▸ Action item: In the excerpt on employee fulfillment, rewrite the passage that opens with the words "Towards fulfillment" and closes with "work, said Schiemann.", replacing "visions" with "missions".

▸ Selected excerpt:
= = = = =

Ensuring talent optimization can be viewed as a byproduct of building a workforce of aligned, capable and engaged people, said Schiemann.

“We are doing things in business every day that can be applied to our personal lives, and vice-versa,” he said. “We see fulfillment as being our highest level of engagement.”

“When we’re getting people who are truly being fulfilled in what they’re doing, they become advocates for your organization, so strongly committed to what they’re doing.”

Employers can use an “ACE” (alignment, capabilities, engagement) scorecard to audit their organizations to determine the most fulfilled workers, as well as reasoning for that, said Schiemann.

A likely conclusion will indicate an engagement gap, with many workers only partially engaged, he said. “Those are people we could influence positively.”

Managers need to understand how to engage in their employees’ lives. And how that is conducted depends on the individual employee and her life circumstances.

Every leader deals with a mixed bag of talent, including workers dealing with eldercare or school. It is a weak manager who refuses to accommodate employees and makes blanket decisions that affect all, he said.

“Ninety-nine per cent of people we interview really want fulfillment,” said Schiemann, of his research. “Eighty per cent do not feel they’re there.”

HR can’t do it all, however. To be fulfilled, employees need to have clear goals and the passion to work hard for their dreams.

“Ninety-five per cent of people we interviewed talk about setbacks in their life,” he said. “Your employees are going through incredible amounts of change. Building resilience skills, being willing to take risks, is another key part.”

Towards fulfillment

Fulfillment is highest when individual and company visions, values and goals align, and workers are empowered to bring their passion and creativity to work, said Schiemann.

Life balance is also a constant challenge, and activities need to be measured and allotted appropriately.

“For most people, 40 to 60 hours a week represents about 50 per cent and, for some, two-thirds of their available time after eating, sleeping and hygiene factors,” he said.

= = = = =

[Saved entries]
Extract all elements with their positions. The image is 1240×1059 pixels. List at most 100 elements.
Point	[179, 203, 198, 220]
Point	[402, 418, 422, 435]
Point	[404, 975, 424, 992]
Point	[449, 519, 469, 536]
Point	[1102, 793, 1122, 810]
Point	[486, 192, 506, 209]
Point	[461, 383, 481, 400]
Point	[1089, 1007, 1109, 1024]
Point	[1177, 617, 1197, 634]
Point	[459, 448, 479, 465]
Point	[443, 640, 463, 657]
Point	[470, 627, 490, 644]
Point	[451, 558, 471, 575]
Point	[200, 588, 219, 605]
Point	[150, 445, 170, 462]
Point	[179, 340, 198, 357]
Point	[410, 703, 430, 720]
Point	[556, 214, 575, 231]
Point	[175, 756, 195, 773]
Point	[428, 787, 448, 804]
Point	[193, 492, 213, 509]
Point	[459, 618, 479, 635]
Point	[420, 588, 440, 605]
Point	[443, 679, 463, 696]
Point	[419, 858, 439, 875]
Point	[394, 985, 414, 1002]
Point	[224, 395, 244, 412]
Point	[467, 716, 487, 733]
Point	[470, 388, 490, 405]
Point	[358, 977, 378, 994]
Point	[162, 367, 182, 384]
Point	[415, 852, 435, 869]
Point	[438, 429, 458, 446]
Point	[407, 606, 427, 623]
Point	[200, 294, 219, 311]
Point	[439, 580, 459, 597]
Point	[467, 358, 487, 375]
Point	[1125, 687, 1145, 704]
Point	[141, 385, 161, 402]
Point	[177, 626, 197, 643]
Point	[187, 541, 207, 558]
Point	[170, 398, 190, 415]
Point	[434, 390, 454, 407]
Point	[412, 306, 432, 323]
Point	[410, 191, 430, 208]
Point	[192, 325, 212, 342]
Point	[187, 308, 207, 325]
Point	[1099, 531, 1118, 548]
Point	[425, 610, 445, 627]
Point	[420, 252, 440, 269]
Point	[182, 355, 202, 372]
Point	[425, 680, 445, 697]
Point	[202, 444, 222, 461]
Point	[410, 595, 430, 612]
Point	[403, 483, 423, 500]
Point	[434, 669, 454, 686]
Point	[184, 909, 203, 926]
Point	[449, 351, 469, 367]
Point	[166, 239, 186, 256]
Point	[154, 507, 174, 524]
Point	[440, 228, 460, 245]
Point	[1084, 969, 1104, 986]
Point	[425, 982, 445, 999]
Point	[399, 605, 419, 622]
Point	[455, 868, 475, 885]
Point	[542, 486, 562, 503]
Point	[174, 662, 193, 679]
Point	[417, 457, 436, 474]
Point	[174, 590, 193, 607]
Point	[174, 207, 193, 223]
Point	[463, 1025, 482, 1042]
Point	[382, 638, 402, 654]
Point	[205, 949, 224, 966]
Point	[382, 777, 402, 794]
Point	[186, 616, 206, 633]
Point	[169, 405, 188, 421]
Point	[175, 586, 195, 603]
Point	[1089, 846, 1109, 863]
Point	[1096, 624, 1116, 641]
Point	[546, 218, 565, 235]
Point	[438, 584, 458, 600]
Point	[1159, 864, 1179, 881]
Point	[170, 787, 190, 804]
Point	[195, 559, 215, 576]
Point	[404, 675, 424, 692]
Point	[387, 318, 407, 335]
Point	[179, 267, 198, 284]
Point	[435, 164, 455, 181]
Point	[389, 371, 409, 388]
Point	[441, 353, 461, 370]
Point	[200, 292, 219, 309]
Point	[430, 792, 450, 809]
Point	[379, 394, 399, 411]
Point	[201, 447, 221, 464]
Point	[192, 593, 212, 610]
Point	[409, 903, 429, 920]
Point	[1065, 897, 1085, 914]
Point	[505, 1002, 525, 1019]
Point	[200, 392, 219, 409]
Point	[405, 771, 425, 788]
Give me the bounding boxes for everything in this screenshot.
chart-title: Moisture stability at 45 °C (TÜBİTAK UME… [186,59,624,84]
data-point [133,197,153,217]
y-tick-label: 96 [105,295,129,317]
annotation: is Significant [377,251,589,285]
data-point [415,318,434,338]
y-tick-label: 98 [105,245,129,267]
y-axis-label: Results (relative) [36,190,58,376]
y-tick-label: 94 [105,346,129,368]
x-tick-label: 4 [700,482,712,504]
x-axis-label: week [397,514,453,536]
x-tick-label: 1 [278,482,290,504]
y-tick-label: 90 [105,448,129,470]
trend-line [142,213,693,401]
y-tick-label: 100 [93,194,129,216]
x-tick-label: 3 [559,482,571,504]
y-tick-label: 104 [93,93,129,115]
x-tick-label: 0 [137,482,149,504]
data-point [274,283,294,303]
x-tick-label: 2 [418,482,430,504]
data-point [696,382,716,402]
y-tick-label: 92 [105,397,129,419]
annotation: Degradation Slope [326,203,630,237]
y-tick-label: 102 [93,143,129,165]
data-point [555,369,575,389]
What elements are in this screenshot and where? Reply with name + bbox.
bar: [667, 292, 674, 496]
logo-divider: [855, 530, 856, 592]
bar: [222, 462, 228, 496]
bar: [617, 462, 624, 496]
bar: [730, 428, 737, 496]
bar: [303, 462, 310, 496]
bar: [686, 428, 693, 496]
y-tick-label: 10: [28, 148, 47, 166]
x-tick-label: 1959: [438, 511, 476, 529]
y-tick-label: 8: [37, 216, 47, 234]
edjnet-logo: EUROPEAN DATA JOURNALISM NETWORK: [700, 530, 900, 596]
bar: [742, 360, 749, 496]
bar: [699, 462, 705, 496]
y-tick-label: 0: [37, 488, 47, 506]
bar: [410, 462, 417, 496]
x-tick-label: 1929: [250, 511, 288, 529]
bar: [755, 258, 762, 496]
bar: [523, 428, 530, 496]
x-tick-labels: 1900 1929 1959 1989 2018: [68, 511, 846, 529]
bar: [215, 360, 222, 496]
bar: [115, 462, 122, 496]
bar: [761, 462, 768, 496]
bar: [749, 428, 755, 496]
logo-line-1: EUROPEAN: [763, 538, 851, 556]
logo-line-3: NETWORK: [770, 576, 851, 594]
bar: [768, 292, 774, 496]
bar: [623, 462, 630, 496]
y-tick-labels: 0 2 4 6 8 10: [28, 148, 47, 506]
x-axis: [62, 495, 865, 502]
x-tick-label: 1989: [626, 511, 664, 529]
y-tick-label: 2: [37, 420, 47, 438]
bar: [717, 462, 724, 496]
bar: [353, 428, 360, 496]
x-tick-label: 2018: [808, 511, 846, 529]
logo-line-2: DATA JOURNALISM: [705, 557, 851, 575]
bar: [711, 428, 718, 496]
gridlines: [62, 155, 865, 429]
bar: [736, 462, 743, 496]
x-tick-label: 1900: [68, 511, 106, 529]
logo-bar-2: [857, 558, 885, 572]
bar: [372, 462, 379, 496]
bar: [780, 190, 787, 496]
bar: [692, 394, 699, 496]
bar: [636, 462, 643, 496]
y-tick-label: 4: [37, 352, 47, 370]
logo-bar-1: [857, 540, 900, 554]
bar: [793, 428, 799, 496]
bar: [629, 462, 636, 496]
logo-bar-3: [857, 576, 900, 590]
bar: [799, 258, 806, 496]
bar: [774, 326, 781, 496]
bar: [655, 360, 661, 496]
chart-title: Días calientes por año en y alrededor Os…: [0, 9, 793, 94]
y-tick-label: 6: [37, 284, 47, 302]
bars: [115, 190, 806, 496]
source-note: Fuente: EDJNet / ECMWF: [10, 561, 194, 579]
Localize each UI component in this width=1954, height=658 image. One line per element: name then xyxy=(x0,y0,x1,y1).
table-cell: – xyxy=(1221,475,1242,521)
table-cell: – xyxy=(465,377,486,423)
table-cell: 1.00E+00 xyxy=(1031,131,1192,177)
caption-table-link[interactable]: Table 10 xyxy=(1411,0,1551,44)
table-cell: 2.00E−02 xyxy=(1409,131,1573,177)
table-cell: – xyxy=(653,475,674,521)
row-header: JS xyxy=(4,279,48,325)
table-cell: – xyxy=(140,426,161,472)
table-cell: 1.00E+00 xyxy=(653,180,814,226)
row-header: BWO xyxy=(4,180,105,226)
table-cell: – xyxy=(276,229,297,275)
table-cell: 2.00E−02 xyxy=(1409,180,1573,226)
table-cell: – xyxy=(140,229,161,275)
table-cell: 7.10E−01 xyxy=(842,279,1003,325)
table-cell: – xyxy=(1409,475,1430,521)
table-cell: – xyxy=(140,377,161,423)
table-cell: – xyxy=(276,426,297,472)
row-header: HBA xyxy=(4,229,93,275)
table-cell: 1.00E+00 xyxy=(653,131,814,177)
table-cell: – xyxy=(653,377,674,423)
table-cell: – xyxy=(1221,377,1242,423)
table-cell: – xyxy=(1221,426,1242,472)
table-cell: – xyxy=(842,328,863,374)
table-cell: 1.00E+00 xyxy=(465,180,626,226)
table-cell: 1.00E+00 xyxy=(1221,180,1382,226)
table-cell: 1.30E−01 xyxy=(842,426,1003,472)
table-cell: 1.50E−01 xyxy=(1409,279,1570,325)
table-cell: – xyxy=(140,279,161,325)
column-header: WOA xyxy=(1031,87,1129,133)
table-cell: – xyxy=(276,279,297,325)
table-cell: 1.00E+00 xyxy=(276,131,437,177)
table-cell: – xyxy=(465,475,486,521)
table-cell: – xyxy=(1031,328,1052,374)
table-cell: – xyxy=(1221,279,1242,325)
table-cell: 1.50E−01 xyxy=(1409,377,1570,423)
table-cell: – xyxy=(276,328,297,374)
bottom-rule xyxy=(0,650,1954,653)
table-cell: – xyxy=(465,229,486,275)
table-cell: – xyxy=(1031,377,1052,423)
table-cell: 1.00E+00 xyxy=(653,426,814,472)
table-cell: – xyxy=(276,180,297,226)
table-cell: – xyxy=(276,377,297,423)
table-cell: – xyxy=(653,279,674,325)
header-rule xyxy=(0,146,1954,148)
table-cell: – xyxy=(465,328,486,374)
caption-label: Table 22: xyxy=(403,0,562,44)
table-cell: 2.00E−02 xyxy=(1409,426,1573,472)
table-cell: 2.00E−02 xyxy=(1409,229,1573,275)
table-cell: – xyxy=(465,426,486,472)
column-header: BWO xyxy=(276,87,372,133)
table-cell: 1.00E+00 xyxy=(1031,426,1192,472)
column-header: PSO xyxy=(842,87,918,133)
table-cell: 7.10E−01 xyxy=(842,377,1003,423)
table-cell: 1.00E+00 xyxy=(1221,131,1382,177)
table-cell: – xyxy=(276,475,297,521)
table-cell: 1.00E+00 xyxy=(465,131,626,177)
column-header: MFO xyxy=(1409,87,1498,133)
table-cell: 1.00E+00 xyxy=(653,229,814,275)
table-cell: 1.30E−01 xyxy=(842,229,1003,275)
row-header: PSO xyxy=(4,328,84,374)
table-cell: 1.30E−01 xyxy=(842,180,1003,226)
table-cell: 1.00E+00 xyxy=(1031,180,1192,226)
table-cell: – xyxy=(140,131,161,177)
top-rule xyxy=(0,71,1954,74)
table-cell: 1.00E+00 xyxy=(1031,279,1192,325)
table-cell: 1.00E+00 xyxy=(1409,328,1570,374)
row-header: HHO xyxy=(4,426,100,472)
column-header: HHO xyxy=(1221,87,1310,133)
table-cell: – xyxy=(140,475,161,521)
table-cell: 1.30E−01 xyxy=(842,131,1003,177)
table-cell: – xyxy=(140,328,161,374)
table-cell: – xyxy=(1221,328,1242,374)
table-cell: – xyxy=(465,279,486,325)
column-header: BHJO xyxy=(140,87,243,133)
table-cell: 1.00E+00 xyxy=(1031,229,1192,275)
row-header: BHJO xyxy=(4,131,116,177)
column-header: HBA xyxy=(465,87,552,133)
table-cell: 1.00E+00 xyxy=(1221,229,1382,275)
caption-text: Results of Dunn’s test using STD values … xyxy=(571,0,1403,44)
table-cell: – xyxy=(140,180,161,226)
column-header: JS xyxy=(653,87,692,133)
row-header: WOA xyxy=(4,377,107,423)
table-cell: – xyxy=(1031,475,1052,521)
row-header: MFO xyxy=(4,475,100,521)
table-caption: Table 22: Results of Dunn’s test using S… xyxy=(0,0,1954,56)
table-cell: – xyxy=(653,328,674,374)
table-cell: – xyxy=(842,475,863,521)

= = = = =

▸ Result below:
Towards fulfillment

Fulfillment is highest when individual and company missions, values and goals align, and workers are empowered to bring their passion and creativity to work, said Schiemann.